##### Rows

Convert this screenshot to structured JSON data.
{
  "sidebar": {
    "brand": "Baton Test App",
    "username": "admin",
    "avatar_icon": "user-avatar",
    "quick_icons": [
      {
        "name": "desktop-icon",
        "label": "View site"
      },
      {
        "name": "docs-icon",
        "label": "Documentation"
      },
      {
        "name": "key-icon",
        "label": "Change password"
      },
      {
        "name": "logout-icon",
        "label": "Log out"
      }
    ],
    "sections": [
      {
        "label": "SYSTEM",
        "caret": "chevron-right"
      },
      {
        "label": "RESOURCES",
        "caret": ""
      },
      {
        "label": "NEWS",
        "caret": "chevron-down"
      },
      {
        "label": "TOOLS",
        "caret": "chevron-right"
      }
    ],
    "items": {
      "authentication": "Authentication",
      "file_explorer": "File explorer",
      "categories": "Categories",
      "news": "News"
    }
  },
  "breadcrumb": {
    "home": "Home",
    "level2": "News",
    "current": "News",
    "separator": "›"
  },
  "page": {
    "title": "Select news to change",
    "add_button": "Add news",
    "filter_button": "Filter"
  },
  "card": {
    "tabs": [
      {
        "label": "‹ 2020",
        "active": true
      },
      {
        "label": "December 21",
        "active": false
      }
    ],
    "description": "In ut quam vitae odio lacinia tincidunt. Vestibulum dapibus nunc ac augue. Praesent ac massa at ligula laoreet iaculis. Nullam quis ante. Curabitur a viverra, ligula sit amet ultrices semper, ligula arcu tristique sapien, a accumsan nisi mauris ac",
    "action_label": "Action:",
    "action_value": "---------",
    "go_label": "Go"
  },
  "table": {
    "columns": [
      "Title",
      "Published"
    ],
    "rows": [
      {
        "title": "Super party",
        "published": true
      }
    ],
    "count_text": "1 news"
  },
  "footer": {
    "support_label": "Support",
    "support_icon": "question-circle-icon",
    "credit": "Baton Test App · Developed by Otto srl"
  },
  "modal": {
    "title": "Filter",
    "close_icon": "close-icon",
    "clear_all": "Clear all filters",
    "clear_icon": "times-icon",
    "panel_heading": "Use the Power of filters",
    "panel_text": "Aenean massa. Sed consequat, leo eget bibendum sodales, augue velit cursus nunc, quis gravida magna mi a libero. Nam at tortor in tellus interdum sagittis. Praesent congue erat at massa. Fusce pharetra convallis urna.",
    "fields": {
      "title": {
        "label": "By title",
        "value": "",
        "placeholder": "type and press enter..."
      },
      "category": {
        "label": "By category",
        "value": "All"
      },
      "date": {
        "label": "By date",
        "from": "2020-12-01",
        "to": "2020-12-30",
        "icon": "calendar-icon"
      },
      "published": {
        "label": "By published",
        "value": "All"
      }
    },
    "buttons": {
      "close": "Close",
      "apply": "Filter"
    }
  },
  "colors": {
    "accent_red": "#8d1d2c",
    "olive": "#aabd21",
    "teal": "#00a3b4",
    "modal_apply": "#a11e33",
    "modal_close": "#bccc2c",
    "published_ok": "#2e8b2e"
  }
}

##########

#### [Aim]
Search the data for the string "nunc". List each line that has it.

#### [Output for this exercise]
    "description": "In ut quam vitae odio lacinia tincidunt. Vestibulum dapibus nunc ac augue. Praesent ac massa at ligula laoreet iaculis. Nullam quis ante. Curabitur a viverra, ligula sit amet ultrices semper, ligula arcu tristique sapien, a accumsan nisi mauris ac",
    "panel_text": "Aenean massa. Sed consequat, leo eget bibendum sodales, augue velit cursus nunc, quis gravida magna mi a libero. Nam at tortor in tellus interdum sagittis. Praesent congue erat at massa. Fusce pharetra convallis urna.",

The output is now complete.